**What this task involves:** In the data below, find every line that has the string "månad", and copy it.
**** Extracted entries ****
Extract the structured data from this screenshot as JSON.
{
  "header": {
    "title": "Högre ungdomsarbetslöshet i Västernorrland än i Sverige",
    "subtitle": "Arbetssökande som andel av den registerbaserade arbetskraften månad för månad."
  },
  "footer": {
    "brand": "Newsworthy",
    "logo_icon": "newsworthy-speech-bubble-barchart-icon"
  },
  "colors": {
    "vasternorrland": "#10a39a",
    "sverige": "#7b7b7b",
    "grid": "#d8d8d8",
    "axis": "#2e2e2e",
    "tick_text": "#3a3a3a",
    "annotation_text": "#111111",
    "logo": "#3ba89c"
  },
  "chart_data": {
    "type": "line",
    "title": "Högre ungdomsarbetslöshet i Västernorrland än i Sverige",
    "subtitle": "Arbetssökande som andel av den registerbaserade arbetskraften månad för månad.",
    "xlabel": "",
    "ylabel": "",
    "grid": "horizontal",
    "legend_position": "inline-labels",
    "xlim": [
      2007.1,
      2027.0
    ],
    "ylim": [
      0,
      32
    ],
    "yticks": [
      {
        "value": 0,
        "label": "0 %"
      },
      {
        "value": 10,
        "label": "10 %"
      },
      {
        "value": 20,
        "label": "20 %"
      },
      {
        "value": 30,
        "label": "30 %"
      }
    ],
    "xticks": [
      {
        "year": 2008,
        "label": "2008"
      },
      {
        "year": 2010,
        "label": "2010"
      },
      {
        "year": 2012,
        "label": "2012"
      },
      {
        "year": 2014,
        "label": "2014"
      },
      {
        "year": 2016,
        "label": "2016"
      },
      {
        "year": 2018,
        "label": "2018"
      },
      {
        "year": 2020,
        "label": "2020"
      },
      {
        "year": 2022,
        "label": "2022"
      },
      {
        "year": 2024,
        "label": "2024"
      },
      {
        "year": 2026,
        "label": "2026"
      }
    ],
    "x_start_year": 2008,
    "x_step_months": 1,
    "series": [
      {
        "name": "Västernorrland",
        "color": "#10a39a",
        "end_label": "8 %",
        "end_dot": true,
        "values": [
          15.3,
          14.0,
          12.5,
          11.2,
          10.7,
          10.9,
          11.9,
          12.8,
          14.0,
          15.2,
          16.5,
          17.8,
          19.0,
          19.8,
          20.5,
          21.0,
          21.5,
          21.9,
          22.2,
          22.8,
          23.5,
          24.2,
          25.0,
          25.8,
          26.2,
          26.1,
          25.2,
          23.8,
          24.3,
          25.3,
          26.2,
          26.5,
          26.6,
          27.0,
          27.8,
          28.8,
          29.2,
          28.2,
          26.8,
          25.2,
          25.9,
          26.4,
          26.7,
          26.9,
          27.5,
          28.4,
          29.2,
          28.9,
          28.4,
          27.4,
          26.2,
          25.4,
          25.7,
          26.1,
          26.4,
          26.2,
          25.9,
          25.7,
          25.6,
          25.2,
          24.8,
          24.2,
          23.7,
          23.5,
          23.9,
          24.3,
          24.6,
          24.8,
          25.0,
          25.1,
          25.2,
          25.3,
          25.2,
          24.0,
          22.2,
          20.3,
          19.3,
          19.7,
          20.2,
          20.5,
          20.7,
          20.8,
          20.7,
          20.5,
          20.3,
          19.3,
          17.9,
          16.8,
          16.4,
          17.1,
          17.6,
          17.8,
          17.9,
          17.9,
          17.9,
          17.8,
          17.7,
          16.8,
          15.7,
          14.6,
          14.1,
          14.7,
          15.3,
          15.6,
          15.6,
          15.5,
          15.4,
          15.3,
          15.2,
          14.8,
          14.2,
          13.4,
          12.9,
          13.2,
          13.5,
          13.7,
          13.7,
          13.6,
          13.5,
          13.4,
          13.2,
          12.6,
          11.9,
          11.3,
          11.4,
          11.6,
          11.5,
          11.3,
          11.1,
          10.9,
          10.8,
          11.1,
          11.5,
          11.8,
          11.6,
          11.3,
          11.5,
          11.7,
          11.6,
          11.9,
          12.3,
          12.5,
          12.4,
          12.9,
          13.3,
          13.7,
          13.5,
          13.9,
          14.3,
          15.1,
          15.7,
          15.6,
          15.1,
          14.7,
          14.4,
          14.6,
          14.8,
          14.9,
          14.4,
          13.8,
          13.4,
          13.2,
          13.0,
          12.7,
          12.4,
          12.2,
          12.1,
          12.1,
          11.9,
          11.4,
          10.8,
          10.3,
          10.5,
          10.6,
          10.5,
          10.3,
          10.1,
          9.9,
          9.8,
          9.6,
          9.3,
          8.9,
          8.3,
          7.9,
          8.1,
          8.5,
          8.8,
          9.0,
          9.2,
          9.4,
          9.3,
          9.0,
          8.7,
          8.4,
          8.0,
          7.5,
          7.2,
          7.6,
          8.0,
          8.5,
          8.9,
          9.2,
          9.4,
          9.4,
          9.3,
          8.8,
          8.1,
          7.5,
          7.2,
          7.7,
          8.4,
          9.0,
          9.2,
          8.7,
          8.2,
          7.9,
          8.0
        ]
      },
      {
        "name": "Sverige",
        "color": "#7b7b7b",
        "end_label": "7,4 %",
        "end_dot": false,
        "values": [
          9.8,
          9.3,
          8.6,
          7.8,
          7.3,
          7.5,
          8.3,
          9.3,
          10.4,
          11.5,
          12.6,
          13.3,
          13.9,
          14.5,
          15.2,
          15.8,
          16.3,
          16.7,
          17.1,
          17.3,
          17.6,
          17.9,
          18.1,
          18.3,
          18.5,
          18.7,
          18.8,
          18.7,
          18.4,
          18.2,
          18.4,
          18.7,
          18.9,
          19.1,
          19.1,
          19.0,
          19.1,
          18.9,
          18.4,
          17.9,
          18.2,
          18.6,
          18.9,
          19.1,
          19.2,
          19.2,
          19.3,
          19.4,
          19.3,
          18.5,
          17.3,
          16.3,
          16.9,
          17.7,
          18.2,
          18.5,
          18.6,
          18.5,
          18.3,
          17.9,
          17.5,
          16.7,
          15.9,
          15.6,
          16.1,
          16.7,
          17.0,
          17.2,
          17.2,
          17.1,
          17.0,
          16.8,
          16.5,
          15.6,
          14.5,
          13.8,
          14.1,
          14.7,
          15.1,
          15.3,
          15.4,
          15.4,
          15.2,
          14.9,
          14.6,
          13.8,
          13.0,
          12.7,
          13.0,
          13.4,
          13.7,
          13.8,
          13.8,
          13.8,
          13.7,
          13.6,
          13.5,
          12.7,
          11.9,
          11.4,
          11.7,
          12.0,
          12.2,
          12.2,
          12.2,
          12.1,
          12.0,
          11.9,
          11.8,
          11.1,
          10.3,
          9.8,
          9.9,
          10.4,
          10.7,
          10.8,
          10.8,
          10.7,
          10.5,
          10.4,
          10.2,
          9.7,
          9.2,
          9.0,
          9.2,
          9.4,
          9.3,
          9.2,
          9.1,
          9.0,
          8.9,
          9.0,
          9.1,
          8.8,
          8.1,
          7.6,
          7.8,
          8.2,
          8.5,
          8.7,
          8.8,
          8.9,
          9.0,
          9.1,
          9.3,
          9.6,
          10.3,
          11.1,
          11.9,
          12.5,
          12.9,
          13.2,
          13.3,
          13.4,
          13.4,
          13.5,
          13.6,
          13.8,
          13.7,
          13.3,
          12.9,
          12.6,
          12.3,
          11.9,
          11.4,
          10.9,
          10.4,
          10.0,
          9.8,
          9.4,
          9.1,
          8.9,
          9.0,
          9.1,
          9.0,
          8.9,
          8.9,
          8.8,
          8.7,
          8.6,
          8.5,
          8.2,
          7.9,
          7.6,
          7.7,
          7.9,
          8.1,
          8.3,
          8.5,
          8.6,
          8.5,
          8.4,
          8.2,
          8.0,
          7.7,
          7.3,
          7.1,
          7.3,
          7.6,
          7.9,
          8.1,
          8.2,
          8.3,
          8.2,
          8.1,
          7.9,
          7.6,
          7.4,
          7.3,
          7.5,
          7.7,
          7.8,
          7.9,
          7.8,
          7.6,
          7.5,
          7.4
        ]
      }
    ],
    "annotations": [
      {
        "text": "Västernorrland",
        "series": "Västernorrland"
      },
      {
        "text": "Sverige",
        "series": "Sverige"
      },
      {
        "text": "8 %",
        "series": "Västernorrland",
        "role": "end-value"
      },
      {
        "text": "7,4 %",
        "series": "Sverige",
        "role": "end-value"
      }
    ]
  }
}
****
**Exercise answer:**
    "subtitle": "Arbetssökande som andel av den registerbaserade arbetskraften månad för månad."
    "subtitle": "Arbetssökande som andel av den registerbaserade arbetskraften månad för månad.",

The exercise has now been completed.